SUPPLIED PASSAGE:

=======

Colby, a postdoctoral fellow and visiting assistant professor in the Department of Leadership and American Studies, received the Anthony E. Kaye Memorial Essay Award for “’Negroes Will Bear Fabulous Prices:’ The Economics of Wartime Slave Commerce and Visions of the Confederate Future.”
The biennial award honors the late Tony Kaye, a pioneering scholar of slavery who helped found The Journal of the Civil War Era.
Colby’s essay explores the purchase of enslaved people by Confederates during the Civil War as a means of weathering the economic crisis the war created, as well as a way of investing in a perpetuated institution of slavery.
“I’m grateful and honored to receive this award. Tony Kaye was not only an outstanding scholar, but a generous friend to others studying slavery and the Civil War era,” Colby said. “I hope my essay contributes to a deeper understanding of the aspirations Confederates held for their independent nation, as well as the ways in which they used enslaved people to pursue these goals.”
Colby earned his PhD from the University of North Carolina. He teaches courses in American studies at Christopher Newport while pursuing research in slave trading, capitalism, the Civil War and emancipation.
Colby will receive the Anthony E. Kaye Memorial Essay Award from the Society of Civil War Historians at its annual conference next year.

=======

DATA RECORDS:
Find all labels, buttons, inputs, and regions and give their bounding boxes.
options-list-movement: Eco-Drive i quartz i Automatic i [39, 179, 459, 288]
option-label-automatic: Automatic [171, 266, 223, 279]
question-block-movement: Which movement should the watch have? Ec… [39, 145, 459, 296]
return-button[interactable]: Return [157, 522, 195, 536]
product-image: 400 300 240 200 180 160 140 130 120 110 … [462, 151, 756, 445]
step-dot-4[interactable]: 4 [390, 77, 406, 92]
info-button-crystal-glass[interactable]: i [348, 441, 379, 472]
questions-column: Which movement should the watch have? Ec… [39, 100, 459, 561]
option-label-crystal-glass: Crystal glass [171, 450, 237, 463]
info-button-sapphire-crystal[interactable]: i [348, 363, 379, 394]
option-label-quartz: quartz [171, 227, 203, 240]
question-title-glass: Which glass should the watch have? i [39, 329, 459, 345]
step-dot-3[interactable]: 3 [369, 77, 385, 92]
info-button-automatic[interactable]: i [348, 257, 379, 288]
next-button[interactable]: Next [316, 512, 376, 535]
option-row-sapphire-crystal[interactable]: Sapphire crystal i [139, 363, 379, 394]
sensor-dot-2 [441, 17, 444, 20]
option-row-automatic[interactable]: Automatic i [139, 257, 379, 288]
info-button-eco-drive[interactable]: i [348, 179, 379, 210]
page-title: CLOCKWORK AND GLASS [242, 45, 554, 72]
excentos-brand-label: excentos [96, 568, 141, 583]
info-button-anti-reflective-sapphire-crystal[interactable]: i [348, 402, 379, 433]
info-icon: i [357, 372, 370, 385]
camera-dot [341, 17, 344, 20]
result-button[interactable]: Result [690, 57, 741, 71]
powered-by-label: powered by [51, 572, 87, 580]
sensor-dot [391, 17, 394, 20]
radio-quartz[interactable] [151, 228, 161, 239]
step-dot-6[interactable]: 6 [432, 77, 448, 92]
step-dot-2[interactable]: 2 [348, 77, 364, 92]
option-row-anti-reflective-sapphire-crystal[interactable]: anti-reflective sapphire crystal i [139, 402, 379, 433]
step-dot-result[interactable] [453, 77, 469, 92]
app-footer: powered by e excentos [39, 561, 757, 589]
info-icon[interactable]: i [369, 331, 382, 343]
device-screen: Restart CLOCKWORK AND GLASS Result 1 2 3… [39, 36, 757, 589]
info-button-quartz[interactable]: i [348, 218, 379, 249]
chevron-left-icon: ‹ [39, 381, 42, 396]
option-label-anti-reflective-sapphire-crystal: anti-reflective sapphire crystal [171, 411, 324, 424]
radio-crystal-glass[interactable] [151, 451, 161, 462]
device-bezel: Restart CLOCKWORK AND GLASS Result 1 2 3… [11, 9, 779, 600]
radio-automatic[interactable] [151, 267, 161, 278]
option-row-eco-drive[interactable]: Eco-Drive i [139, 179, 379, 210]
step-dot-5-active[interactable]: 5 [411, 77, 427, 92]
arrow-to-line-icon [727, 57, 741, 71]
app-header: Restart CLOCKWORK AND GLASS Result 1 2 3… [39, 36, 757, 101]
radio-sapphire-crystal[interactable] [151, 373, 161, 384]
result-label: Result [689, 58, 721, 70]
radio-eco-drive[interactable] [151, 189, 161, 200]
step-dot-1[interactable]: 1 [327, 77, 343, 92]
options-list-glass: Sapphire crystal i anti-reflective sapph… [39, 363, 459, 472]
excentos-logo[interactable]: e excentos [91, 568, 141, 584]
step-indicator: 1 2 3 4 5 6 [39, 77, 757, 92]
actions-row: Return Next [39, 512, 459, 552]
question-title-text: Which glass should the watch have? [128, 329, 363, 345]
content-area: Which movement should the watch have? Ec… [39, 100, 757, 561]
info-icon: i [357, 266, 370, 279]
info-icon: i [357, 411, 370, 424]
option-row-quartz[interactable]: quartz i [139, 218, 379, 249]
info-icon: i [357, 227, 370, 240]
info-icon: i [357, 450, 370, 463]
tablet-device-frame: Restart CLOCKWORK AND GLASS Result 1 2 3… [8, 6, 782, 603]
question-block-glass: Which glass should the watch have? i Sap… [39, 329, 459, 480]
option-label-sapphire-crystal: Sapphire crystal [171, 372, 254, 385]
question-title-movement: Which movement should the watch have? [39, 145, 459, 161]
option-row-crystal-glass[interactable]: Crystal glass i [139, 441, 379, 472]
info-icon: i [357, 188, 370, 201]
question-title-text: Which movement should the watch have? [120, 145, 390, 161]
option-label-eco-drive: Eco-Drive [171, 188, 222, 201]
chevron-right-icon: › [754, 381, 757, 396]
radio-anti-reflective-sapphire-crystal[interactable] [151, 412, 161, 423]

=======

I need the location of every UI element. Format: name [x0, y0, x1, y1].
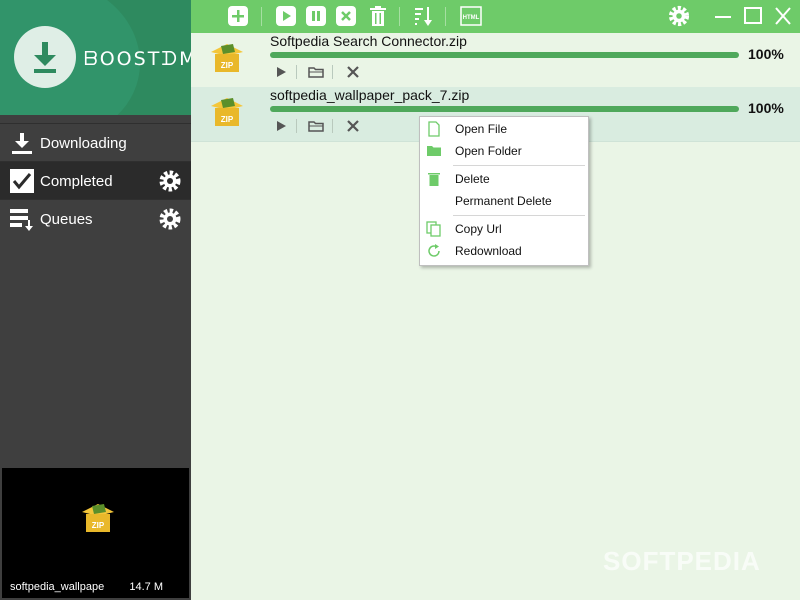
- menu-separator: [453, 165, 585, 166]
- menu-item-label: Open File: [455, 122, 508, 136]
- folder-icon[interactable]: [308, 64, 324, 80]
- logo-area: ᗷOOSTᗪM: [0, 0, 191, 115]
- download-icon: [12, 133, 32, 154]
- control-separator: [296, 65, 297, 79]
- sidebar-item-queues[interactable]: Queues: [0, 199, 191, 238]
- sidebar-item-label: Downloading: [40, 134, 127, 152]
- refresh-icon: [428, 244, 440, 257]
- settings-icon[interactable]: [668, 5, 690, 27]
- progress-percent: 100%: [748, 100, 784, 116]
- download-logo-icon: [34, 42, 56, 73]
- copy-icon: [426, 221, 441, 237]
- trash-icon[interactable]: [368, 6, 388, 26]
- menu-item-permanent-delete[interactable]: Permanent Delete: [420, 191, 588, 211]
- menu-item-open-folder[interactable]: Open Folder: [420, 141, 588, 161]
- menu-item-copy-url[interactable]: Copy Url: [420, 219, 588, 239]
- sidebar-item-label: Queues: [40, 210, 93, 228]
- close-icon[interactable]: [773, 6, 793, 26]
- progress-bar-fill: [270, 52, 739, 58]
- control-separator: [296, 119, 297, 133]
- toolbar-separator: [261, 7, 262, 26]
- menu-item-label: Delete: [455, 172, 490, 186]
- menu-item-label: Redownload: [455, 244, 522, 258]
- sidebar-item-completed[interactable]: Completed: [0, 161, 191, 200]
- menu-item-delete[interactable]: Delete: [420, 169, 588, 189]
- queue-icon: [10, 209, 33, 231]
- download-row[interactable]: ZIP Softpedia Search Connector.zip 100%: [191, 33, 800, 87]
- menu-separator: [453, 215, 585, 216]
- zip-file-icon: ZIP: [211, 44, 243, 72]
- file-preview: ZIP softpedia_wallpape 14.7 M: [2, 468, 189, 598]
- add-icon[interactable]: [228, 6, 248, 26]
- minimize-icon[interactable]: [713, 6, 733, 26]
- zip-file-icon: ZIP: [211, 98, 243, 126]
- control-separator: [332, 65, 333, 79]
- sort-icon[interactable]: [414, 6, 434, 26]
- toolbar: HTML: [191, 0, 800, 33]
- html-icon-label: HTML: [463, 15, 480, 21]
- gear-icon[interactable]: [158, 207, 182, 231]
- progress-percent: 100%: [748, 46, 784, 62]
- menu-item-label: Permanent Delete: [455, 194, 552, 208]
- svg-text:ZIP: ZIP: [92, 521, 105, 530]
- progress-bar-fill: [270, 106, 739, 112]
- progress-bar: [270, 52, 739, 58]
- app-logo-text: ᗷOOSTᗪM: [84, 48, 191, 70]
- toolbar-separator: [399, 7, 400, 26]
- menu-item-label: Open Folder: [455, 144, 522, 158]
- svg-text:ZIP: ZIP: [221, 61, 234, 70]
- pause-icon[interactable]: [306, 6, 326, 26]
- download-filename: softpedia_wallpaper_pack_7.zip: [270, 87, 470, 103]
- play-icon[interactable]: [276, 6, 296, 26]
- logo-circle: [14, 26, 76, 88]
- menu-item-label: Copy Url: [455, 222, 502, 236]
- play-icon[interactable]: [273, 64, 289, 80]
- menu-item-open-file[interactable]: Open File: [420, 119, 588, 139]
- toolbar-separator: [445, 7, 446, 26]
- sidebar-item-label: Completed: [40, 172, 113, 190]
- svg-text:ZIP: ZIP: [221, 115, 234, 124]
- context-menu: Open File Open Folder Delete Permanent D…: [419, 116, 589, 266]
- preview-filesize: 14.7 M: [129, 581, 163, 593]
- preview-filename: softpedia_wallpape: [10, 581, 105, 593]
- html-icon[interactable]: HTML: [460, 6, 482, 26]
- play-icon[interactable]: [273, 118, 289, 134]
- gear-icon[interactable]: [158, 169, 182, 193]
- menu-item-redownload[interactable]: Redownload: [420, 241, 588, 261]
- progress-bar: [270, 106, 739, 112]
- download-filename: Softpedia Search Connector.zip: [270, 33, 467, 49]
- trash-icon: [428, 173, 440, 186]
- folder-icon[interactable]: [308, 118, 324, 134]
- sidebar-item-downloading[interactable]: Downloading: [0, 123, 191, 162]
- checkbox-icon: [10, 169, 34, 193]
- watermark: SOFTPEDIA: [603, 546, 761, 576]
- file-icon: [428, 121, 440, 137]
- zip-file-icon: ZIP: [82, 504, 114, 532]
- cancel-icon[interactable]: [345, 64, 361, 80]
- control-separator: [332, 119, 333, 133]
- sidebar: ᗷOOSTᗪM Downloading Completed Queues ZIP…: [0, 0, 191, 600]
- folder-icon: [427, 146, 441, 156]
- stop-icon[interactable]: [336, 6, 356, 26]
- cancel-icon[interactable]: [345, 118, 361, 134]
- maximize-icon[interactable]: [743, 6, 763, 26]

=======

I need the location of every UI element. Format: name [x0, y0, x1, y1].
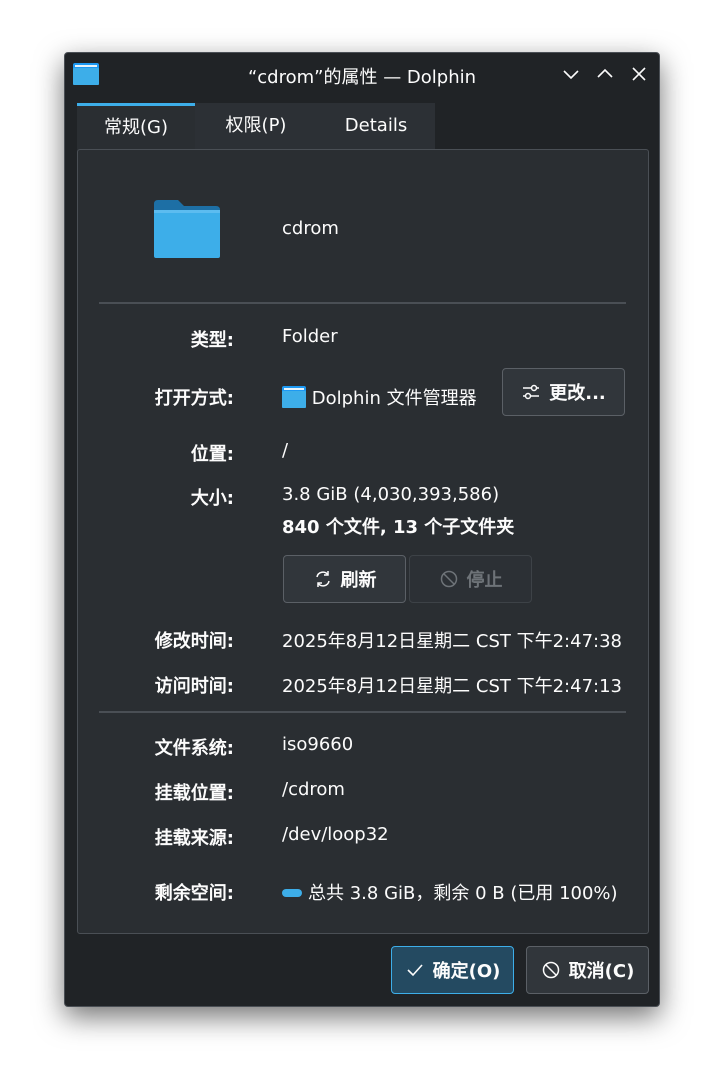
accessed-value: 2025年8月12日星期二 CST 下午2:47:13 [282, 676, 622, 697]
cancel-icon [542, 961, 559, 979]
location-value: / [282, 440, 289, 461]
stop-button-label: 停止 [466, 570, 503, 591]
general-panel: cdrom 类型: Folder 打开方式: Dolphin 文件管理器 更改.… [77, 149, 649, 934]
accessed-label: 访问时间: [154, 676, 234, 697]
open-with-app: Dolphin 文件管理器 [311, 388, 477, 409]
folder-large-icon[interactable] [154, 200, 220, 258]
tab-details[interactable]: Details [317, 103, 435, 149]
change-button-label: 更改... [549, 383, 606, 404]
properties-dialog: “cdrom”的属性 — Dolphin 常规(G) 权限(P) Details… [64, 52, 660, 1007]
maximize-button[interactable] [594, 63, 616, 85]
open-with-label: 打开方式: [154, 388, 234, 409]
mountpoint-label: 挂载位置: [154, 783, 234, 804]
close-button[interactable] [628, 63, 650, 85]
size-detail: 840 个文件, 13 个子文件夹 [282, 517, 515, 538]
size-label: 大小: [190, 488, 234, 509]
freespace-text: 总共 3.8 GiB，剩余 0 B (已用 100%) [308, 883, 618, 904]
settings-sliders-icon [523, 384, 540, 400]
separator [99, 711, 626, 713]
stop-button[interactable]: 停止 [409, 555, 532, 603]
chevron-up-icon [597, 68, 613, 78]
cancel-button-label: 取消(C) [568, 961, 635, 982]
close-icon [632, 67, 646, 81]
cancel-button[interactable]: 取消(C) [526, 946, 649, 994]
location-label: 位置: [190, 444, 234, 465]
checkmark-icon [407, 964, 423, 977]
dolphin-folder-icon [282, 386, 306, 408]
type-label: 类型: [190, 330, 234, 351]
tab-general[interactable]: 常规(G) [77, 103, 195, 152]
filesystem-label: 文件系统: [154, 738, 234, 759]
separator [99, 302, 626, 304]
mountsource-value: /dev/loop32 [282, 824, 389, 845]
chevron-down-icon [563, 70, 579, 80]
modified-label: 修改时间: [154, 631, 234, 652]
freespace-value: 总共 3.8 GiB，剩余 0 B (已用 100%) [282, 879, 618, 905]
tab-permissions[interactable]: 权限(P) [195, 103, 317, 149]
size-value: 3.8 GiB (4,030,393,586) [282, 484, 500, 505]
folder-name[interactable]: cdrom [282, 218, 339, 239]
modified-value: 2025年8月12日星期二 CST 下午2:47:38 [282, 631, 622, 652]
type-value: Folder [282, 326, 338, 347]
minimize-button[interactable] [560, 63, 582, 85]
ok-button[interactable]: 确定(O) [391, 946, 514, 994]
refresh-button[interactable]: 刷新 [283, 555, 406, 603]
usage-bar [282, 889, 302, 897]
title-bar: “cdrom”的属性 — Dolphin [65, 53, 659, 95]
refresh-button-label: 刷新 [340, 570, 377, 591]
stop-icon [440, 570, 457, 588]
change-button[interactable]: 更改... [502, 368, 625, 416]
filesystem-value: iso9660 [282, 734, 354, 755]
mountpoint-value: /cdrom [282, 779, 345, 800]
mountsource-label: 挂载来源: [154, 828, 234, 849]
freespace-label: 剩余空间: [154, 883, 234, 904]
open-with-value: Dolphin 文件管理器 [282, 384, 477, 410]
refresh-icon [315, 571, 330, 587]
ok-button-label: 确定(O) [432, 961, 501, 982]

=======

GIVEN TASK 1: Set down the portion of the award announcement starting with "The biennial award" and going on through "institution of slavery.".
GIVEN TASK 2: According to the award announcement, which organization will present Colby with the Anthony E. Kaye Memorial Essay Award?
GIVEN TASK 3: List every research area that the award announcement says Colby pursues.

TASK ANSWER 1:
The biennial award honors the late Tony Kaye, a pioneering scholar of slavery who helped found The Journal of the Civil War Era.
Colby’s essay explores the purchase of enslaved people by Confederates during the Civil War as a means of weathering the economic crisis the war created, as well as a way of investing in a perpetuated institution of slavery.

TASK ANSWER 2: The Society of Civil War Historians

TASK ANSWER 3:
- Slave trading
- Capitalism
- The Civil War
- Emancipation